TASK REQUIREMENTS
Retype the material in full, keeping every word the same.

Extracted records
↓↓↓

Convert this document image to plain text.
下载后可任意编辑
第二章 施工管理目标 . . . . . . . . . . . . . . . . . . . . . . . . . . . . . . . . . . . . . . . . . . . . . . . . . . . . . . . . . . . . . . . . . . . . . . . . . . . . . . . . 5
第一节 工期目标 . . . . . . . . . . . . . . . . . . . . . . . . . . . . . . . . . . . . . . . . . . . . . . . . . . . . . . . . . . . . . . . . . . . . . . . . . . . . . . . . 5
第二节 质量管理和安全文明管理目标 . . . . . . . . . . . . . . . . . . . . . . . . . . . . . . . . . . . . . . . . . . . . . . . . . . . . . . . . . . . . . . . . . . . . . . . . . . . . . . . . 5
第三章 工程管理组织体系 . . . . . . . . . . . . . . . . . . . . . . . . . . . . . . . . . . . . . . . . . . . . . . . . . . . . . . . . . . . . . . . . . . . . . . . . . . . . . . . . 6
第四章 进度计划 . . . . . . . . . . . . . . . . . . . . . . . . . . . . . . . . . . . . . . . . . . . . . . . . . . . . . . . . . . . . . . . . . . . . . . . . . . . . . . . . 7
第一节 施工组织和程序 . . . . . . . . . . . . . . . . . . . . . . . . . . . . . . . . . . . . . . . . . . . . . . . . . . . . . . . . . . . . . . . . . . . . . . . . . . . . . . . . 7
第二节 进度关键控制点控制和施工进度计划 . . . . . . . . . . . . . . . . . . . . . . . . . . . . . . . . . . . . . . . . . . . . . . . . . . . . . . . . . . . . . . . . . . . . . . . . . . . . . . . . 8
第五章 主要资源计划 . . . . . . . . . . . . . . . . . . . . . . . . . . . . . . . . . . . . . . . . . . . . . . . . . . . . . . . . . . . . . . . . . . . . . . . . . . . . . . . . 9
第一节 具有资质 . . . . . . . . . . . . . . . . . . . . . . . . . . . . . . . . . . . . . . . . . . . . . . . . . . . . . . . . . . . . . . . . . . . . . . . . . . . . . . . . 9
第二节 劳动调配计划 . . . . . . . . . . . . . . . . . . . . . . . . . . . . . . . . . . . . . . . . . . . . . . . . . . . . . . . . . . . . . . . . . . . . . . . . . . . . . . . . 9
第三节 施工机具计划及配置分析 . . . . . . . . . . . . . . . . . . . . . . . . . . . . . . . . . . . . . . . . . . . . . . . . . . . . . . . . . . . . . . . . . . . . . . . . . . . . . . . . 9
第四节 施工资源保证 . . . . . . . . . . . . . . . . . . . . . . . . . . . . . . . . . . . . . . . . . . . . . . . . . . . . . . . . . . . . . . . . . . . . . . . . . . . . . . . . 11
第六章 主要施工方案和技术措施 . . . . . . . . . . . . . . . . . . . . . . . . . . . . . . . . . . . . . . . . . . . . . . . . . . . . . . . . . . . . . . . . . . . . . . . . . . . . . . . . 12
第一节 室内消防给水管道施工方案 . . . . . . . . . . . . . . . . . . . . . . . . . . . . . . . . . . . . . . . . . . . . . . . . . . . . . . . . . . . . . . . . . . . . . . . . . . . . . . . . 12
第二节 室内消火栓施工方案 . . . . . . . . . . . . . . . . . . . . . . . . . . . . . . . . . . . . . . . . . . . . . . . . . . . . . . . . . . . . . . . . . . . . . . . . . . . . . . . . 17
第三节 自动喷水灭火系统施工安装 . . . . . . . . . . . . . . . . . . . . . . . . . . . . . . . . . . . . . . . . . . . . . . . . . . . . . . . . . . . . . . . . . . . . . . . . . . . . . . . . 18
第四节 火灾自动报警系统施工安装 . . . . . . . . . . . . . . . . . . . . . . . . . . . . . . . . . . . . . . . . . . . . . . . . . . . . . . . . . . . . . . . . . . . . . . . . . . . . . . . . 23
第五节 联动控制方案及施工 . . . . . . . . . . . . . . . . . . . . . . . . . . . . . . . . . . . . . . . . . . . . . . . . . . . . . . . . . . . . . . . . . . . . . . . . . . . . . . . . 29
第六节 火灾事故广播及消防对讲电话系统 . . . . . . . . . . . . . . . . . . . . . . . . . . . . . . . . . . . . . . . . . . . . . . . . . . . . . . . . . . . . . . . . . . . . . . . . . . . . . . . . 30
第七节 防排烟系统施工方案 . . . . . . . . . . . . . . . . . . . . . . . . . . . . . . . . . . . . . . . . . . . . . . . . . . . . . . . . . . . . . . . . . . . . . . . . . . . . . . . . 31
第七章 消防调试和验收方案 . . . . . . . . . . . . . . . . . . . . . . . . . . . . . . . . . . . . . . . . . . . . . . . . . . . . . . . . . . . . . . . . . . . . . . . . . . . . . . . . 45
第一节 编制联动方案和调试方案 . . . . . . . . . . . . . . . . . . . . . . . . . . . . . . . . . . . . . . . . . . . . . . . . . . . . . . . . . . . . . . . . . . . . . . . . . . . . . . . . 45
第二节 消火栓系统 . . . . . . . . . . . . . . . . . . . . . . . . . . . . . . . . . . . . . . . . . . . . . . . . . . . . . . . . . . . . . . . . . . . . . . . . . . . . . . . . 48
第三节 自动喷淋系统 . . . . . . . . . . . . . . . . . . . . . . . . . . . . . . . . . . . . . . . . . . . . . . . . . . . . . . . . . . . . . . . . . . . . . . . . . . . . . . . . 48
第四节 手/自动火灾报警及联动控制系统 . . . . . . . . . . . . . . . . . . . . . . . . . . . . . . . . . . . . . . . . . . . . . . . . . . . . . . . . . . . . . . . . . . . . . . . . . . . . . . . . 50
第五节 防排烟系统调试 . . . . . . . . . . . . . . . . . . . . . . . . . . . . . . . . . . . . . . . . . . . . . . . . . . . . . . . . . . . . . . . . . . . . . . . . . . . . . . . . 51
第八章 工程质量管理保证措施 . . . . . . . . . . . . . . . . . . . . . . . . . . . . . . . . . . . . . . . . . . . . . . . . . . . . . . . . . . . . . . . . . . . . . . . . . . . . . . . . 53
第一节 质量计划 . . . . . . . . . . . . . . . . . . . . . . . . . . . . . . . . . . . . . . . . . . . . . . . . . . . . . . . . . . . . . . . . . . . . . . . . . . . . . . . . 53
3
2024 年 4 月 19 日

↑↑↑

ANSWER
Convert this document image to plain text.
下载后可任意编辑
第二章 施工管理目标 . . . . . . . . . . . . . . . . . . . . . . . . . . . . . . . . . . . . . . . . . . . . . . . . . . . . . . . . . . . . . . . . . . . . . . . . . . . . . . . . 5
第一节 工期目标 . . . . . . . . . . . . . . . . . . . . . . . . . . . . . . . . . . . . . . . . . . . . . . . . . . . . . . . . . . . . . . . . . . . . . . . . . . . . . . . . 5
第二节 质量管理和安全文明管理目标 . . . . . . . . . . . . . . . . . . . . . . . . . . . . . . . . . . . . . . . . . . . . . . . . . . . . . . . . . . . . . . . . . . . . . . . . . . . . . . . . 5
第三章 工程管理组织体系 . . . . . . . . . . . . . . . . . . . . . . . . . . . . . . . . . . . . . . . . . . . . . . . . . . . . . . . . . . . . . . . . . . . . . . . . . . . . . . . . 6
第四章 进度计划 . . . . . . . . . . . . . . . . . . . . . . . . . . . . . . . . . . . . . . . . . . . . . . . . . . . . . . . . . . . . . . . . . . . . . . . . . . . . . . . . 7
第一节 施工组织和程序 . . . . . . . . . . . . . . . . . . . . . . . . . . . . . . . . . . . . . . . . . . . . . . . . . . . . . . . . . . . . . . . . . . . . . . . . . . . . . . . . 7
第二节 进度关键控制点控制和施工进度计划 . . . . . . . . . . . . . . . . . . . . . . . . . . . . . . . . . . . . . . . . . . . . . . . . . . . . . . . . . . . . . . . . . . . . . . . . . . . . . . . . 8
第五章 主要资源计划 . . . . . . . . . . . . . . . . . . . . . . . . . . . . . . . . . . . . . . . . . . . . . . . . . . . . . . . . . . . . . . . . . . . . . . . . . . . . . . . . 9
第一节 具有资质 . . . . . . . . . . . . . . . . . . . . . . . . . . . . . . . . . . . . . . . . . . . . . . . . . . . . . . . . . . . . . . . . . . . . . . . . . . . . . . . . 9
第二节 劳动调配计划 . . . . . . . . . . . . . . . . . . . . . . . . . . . . . . . . . . . . . . . . . . . . . . . . . . . . . . . . . . . . . . . . . . . . . . . . . . . . . . . . 9
第三节 施工机具计划及配置分析 . . . . . . . . . . . . . . . . . . . . . . . . . . . . . . . . . . . . . . . . . . . . . . . . . . . . . . . . . . . . . . . . . . . . . . . . . . . . . . . . 9
第四节 施工资源保证 . . . . . . . . . . . . . . . . . . . . . . . . . . . . . . . . . . . . . . . . . . . . . . . . . . . . . . . . . . . . . . . . . . . . . . . . . . . . . . . . 11
第六章 主要施工方案和技术措施 . . . . . . . . . . . . . . . . . . . . . . . . . . . . . . . . . . . . . . . . . . . . . . . . . . . . . . . . . . . . . . . . . . . . . . . . . . . . . . . . 12
第一节 室内消防给水管道施工方案 . . . . . . . . . . . . . . . . . . . . . . . . . . . . . . . . . . . . . . . . . . . . . . . . . . . . . . . . . . . . . . . . . . . . . . . . . . . . . . . . 12
第二节 室内消火栓施工方案 . . . . . . . . . . . . . . . . . . . . . . . . . . . . . . . . . . . . . . . . . . . . . . . . . . . . . . . . . . . . . . . . . . . . . . . . . . . . . . . . 17
第三节 自动喷水灭火系统施工安装 . . . . . . . . . . . . . . . . . . . . . . . . . . . . . . . . . . . . . . . . . . . . . . . . . . . . . . . . . . . . . . . . . . . . . . . . . . . . . . . . 18
第四节 火灾自动报警系统施工安装 . . . . . . . . . . . . . . . . . . . . . . . . . . . . . . . . . . . . . . . . . . . . . . . . . . . . . . . . . . . . . . . . . . . . . . . . . . . . . . . . 23
第五节 联动控制方案及施工 . . . . . . . . . . . . . . . . . . . . . . . . . . . . . . . . . . . . . . . . . . . . . . . . . . . . . . . . . . . . . . . . . . . . . . . . . . . . . . . . 29
第六节 火灾事故广播及消防对讲电话系统 . . . . . . . . . . . . . . . . . . . . . . . . . . . . . . . . . . . . . . . . . . . . . . . . . . . . . . . . . . . . . . . . . . . . . . . . . . . . . . . . 30
第七节 防排烟系统施工方案 . . . . . . . . . . . . . . . . . . . . . . . . . . . . . . . . . . . . . . . . . . . . . . . . . . . . . . . . . . . . . . . . . . . . . . . . . . . . . . . . 31
第七章 消防调试和验收方案 . . . . . . . . . . . . . . . . . . . . . . . . . . . . . . . . . . . . . . . . . . . . . . . . . . . . . . . . . . . . . . . . . . . . . . . . . . . . . . . . 45
第一节 编制联动方案和调试方案 . . . . . . . . . . . . . . . . . . . . . . . . . . . . . . . . . . . . . . . . . . . . . . . . . . . . . . . . . . . . . . . . . . . . . . . . . . . . . . . . 45
第二节 消火栓系统 . . . . . . . . . . . . . . . . . . . . . . . . . . . . . . . . . . . . . . . . . . . . . . . . . . . . . . . . . . . . . . . . . . . . . . . . . . . . . . . . 48
第三节 自动喷淋系统 . . . . . . . . . . . . . . . . . . . . . . . . . . . . . . . . . . . . . . . . . . . . . . . . . . . . . . . . . . . . . . . . . . . . . . . . . . . . . . . . 48
第四节 手/自动火灾报警及联动控制系统 . . . . . . . . . . . . . . . . . . . . . . . . . . . . . . . . . . . . . . . . . . . . . . . . . . . . . . . . . . . . . . . . . . . . . . . . . . . . . . . . 50
第五节 防排烟系统调试 . . . . . . . . . . . . . . . . . . . . . . . . . . . . . . . . . . . . . . . . . . . . . . . . . . . . . . . . . . . . . . . . . . . . . . . . . . . . . . . . 51
第八章 工程质量管理保证措施 . . . . . . . . . . . . . . . . . . . . . . . . . . . . . . . . . . . . . . . . . . . . . . . . . . . . . . . . . . . . . . . . . . . . . . . . . . . . . . . . 53
第一节 质量计划 . . . . . . . . . . . . . . . . . . . . . . . . . . . . . . . . . . . . . . . . . . . . . . . . . . . . . . . . . . . . . . . . . . . . . . . . . . . . . . . . 53
3
2024 年 4 月 19 日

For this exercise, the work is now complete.